### Exercise objective
Each record below should appear again exactly as written.

[START Records]

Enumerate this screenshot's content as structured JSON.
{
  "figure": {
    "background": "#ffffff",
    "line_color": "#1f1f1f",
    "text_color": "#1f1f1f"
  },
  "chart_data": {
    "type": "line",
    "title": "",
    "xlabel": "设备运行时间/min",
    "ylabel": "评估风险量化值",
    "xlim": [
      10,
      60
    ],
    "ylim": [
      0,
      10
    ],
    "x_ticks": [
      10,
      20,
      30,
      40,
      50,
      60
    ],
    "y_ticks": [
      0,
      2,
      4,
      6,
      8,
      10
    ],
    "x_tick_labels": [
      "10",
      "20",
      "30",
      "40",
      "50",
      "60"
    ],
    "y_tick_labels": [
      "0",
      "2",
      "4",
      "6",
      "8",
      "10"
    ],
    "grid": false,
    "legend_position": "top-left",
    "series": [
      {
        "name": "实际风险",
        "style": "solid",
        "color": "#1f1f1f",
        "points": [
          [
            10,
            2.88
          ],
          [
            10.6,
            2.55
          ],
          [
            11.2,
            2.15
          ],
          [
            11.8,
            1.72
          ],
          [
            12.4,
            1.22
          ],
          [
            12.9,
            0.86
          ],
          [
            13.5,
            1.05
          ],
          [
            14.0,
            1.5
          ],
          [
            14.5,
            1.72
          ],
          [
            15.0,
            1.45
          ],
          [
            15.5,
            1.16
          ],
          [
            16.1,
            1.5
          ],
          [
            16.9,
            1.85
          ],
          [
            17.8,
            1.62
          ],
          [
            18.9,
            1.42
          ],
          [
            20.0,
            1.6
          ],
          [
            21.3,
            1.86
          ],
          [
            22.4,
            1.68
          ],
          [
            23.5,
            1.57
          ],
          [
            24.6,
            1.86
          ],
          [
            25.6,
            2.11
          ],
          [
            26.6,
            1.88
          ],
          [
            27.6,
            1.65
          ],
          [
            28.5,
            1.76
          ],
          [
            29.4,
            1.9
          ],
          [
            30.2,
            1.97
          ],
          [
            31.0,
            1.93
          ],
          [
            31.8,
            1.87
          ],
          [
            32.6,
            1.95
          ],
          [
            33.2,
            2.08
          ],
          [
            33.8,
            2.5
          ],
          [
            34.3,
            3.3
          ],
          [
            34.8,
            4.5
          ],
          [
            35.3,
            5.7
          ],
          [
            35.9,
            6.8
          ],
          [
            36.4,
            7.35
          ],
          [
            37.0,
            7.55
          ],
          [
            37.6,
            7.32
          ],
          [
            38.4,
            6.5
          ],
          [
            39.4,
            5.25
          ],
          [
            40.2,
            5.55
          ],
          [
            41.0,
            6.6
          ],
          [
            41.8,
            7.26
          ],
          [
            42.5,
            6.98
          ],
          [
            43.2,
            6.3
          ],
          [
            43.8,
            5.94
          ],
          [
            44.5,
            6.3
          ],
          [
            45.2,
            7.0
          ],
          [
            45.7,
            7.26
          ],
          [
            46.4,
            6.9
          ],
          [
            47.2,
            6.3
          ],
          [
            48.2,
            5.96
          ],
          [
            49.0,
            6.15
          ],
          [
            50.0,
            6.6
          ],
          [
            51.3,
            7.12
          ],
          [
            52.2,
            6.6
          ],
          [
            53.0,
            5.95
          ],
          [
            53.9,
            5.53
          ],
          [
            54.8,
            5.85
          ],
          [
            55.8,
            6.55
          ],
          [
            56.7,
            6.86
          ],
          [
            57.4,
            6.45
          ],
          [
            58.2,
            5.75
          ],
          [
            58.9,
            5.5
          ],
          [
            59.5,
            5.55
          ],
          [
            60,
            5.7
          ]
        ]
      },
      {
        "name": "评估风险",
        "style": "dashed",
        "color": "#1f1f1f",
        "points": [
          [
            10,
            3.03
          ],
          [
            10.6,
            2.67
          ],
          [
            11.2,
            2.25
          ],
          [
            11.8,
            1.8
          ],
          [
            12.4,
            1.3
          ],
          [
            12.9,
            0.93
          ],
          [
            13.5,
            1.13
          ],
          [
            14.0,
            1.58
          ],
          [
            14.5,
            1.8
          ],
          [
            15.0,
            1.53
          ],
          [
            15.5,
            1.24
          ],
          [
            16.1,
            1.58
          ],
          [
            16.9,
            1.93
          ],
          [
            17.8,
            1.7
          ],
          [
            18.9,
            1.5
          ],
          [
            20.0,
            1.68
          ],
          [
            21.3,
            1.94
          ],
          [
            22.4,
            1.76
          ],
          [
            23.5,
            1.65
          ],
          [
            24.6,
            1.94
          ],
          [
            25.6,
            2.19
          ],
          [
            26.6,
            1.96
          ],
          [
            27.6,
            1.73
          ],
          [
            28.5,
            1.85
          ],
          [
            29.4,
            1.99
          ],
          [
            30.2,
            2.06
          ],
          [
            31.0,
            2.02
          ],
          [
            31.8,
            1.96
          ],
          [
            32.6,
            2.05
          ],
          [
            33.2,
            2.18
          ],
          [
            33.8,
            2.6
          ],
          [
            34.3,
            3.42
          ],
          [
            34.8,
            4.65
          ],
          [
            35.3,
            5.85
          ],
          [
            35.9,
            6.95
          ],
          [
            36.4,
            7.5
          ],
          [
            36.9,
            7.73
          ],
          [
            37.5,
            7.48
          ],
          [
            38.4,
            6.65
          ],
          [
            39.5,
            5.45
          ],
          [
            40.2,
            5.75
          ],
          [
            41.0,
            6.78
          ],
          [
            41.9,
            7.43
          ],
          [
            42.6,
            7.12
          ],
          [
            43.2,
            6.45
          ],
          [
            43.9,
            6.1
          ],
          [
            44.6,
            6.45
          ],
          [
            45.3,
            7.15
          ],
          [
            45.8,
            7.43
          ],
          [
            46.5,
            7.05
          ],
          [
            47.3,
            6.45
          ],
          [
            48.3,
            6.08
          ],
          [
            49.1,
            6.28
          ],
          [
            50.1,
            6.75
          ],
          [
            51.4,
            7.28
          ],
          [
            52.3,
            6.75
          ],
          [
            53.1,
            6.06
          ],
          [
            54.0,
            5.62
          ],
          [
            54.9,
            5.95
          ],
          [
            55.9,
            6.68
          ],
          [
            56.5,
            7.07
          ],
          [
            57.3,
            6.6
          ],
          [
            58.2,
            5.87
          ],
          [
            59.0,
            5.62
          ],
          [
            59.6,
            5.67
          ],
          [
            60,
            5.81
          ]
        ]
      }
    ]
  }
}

[END Records]

### The solution
Enumerate this screenshot's content as structured JSON.
{
  "figure": {
    "background": "#ffffff",
    "line_color": "#1f1f1f",
    "text_color": "#1f1f1f"
  },
  "chart_data": {
    "type": "line",
    "title": "",
    "xlabel": "设备运行时间/min",
    "ylabel": "评估风险量化值",
    "xlim": [
      10,
      60
    ],
    "ylim": [
      0,
      10
    ],
    "x_ticks": [
      10,
      20,
      30,
      40,
      50,
      60
    ],
    "y_ticks": [
      0,
      2,
      4,
      6,
      8,
      10
    ],
    "x_tick_labels": [
      "10",
      "20",
      "30",
      "40",
      "50",
      "60"
    ],
    "y_tick_labels": [
      "0",
      "2",
      "4",
      "6",
      "8",
      "10"
    ],
    "grid": false,
    "legend_position": "top-left",
    "series": [
      {
        "name": "实际风险",
        "style": "solid",
        "color": "#1f1f1f",
        "points": [
          [
            10,
            2.88
          ],
          [
            10.6,
            2.55
          ],
          [
            11.2,
            2.15
          ],
          [
            11.8,
            1.72
          ],
          [
            12.4,
            1.22
          ],
          [
            12.9,
            0.86
          ],
          [
            13.5,
            1.05
          ],
          [
            14.0,
            1.5
          ],
          [
            14.5,
            1.72
          ],
          [
            15.0,
            1.45
          ],
          [
            15.5,
            1.16
          ],
          [
            16.1,
            1.5
          ],
          [
            16.9,
            1.85
          ],
          [
            17.8,
            1.62
          ],
          [
            18.9,
            1.42
          ],
          [
            20.0,
            1.6
          ],
          [
            21.3,
            1.86
          ],
          [
            22.4,
            1.68
          ],
          [
            23.5,
            1.57
          ],
          [
            24.6,
            1.86
          ],
          [
            25.6,
            2.11
          ],
          [
            26.6,
            1.88
          ],
          [
            27.6,
            1.65
          ],
          [
            28.5,
            1.76
          ],
          [
            29.4,
            1.9
          ],
          [
            30.2,
            1.97
          ],
          [
            31.0,
            1.93
          ],
          [
            31.8,
            1.87
          ],
          [
            32.6,
            1.95
          ],
          [
            33.2,
            2.08
          ],
          [
            33.8,
            2.5
          ],
          [
            34.3,
            3.3
          ],
          [
            34.8,
            4.5
          ],
          [
            35.3,
            5.7
          ],
          [
            35.9,
            6.8
          ],
          [
            36.4,
            7.35
          ],
          [
            37.0,
            7.55
          ],
          [
            37.6,
            7.32
          ],
          [
            38.4,
            6.5
          ],
          [
            39.4,
            5.25
          ],
          [
            40.2,
            5.55
          ],
          [
            41.0,
            6.6
          ],
          [
            41.8,
            7.26
          ],
          [
            42.5,
            6.98
          ],
          [
            43.2,
            6.3
          ],
          [
            43.8,
            5.94
          ],
          [
            44.5,
            6.3
          ],
          [
            45.2,
            7.0
          ],
          [
            45.7,
            7.26
          ],
          [
            46.4,
            6.9
          ],
          [
            47.2,
            6.3
          ],
          [
            48.2,
            5.96
          ],
          [
            49.0,
            6.15
          ],
          [
            50.0,
            6.6
          ],
          [
            51.3,
            7.12
          ],
          [
            52.2,
            6.6
          ],
          [
            53.0,
            5.95
          ],
          [
            53.9,
            5.53
          ],
          [
            54.8,
            5.85
          ],
          [
            55.8,
            6.55
          ],
          [
            56.7,
            6.86
          ],
          [
            57.4,
            6.45
          ],
          [
            58.2,
            5.75
          ],
          [
            58.9,
            5.5
          ],
          [
            59.5,
            5.55
          ],
          [
            60,
            5.7
          ]
        ]
      },
      {
        "name": "评估风险",
        "style": "dashed",
        "color": "#1f1f1f",
        "points": [
          [
            10,
            3.03
          ],
          [
            10.6,
            2.67
          ],
          [
            11.2,
            2.25
          ],
          [
            11.8,
            1.8
          ],
          [
            12.4,
            1.3
          ],
          [
            12.9,
            0.93
          ],
          [
            13.5,
            1.13
          ],
          [
            14.0,
            1.58
          ],
          [
            14.5,
            1.8
          ],
          [
            15.0,
            1.53
          ],
          [
            15.5,
            1.24
          ],
          [
            16.1,
            1.58
          ],
          [
            16.9,
            1.93
          ],
          [
            17.8,
            1.7
          ],
          [
            18.9,
            1.5
          ],
          [
            20.0,
            1.68
          ],
          [
            21.3,
            1.94
          ],
          [
            22.4,
            1.76
          ],
          [
            23.5,
            1.65
          ],
          [
            24.6,
            1.94
          ],
          [
            25.6,
            2.19
          ],
          [
            26.6,
            1.96
          ],
          [
            27.6,
            1.73
          ],
          [
            28.5,
            1.85
          ],
          [
            29.4,
            1.99
          ],
          [
            30.2,
            2.06
          ],
          [
            31.0,
            2.02
          ],
          [
            31.8,
            1.96
          ],
          [
            32.6,
            2.05
          ],
          [
            33.2,
            2.18
          ],
          [
            33.8,
            2.6
          ],
          [
            34.3,
            3.42
          ],
          [
            34.8,
            4.65
          ],
          [
            35.3,
            5.85
          ],
          [
            35.9,
            6.95
          ],
          [
            36.4,
            7.5
          ],
          [
            36.9,
            7.73
          ],
          [
            37.5,
            7.48
          ],
          [
            38.4,
            6.65
          ],
          [
            39.5,
            5.45
          ],
          [
            40.2,
            5.75
          ],
          [
            41.0,
            6.78
          ],
          [
            41.9,
            7.43
          ],
          [
            42.6,
            7.12
          ],
          [
            43.2,
            6.45
          ],
          [
            43.9,
            6.1
          ],
          [
            44.6,
            6.45
          ],
          [
            45.3,
            7.15
          ],
          [
            45.8,
            7.43
          ],
          [
            46.5,
            7.05
          ],
          [
            47.3,
            6.45
          ],
          [
            48.3,
            6.08
          ],
          [
            49.1,
            6.28
          ],
          [
            50.1,
            6.75
          ],
          [
            51.4,
            7.28
          ],
          [
            52.3,
            6.75
          ],
          [
            53.1,
            6.06
          ],
          [
            54.0,
            5.62
          ],
          [
            54.9,
            5.95
          ],
          [
            55.9,
            6.68
          ],
          [
            56.5,
            7.07
          ],
          [
            57.3,
            6.6
          ],
          [
            58.2,
            5.87
          ],
          [
            59.0,
            5.62
          ],
          [
            59.6,
            5.67
          ],
          [
            60,
            5.81
          ]
        ]
      }
    ]
  }
}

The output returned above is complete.